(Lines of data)
'''
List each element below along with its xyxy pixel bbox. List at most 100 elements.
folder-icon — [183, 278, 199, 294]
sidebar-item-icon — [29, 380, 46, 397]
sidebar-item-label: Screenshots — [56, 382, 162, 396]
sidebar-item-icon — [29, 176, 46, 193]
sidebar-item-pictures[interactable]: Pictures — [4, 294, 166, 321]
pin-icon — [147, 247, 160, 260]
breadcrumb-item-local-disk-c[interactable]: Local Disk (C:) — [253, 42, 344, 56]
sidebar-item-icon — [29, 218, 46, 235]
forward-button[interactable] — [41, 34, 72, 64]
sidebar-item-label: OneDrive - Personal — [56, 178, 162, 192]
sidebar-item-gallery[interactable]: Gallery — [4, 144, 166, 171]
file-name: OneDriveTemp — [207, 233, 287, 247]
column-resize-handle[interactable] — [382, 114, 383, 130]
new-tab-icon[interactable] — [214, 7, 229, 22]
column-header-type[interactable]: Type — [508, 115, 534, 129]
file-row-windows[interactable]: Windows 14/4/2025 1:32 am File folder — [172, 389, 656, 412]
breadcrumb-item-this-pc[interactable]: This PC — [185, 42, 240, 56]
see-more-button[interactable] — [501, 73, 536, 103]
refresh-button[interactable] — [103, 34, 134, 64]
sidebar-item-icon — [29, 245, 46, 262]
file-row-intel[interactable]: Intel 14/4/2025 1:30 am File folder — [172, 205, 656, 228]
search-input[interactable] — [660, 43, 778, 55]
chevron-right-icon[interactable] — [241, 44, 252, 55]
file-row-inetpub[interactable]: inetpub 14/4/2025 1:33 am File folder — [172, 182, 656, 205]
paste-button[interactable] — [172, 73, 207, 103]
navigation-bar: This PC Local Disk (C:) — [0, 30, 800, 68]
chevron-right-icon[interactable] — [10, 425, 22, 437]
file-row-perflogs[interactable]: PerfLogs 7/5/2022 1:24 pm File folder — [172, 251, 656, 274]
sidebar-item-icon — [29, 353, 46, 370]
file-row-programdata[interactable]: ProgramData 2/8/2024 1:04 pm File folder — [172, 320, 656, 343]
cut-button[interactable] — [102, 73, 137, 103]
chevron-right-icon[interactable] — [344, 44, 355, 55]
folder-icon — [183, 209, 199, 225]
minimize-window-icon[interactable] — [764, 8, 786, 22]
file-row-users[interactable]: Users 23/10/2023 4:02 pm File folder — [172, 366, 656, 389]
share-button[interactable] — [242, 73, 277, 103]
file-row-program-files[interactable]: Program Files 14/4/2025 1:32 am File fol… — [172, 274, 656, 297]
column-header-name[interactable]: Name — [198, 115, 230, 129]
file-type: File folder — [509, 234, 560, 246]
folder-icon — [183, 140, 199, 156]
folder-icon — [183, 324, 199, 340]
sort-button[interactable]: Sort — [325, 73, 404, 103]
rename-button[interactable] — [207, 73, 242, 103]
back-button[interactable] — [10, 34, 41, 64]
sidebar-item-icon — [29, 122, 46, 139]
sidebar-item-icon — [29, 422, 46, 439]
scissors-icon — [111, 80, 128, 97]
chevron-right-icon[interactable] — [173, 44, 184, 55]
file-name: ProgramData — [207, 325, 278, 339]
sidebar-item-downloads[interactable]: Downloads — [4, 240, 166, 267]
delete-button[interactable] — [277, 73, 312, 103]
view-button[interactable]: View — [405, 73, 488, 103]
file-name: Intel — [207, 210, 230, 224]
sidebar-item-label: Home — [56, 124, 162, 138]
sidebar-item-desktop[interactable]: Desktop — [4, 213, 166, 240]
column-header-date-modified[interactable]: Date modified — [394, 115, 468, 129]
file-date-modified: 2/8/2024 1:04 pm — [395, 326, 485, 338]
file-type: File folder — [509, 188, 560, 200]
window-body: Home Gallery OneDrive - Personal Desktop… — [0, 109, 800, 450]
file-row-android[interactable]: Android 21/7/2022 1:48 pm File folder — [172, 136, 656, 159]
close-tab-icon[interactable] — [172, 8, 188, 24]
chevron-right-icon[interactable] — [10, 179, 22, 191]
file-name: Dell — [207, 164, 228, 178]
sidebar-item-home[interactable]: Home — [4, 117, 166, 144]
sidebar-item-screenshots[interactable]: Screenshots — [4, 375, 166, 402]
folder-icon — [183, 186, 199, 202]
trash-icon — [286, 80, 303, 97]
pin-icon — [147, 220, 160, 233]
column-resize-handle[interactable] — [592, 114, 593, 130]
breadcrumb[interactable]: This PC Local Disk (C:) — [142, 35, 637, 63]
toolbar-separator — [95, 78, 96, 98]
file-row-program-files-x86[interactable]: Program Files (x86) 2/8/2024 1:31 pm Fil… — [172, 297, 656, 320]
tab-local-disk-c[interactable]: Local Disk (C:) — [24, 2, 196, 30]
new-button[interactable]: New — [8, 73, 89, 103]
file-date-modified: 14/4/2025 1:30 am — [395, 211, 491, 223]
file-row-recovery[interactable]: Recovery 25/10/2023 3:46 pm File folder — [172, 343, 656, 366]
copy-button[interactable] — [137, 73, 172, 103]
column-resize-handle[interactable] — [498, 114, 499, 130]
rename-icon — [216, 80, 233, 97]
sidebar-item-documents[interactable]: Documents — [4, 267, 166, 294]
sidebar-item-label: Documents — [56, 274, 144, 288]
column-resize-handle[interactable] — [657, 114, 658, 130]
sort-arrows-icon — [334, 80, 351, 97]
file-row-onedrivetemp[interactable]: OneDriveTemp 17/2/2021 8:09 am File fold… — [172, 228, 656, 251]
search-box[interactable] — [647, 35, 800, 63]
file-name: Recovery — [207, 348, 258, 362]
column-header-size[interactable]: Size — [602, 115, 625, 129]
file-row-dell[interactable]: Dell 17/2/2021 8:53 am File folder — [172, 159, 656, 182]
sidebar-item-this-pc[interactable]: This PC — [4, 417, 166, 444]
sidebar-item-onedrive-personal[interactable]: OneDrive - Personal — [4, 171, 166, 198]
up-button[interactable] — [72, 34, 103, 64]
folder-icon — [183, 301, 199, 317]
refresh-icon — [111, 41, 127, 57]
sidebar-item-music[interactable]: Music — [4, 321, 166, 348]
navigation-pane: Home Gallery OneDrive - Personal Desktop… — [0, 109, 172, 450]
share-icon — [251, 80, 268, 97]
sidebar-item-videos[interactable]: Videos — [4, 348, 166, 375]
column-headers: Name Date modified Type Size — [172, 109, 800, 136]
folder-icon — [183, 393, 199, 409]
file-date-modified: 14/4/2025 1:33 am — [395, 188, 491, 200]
'''
# Your task:
Count the rows that contain the string "refresh" and report only that number.

# Complete answer:
2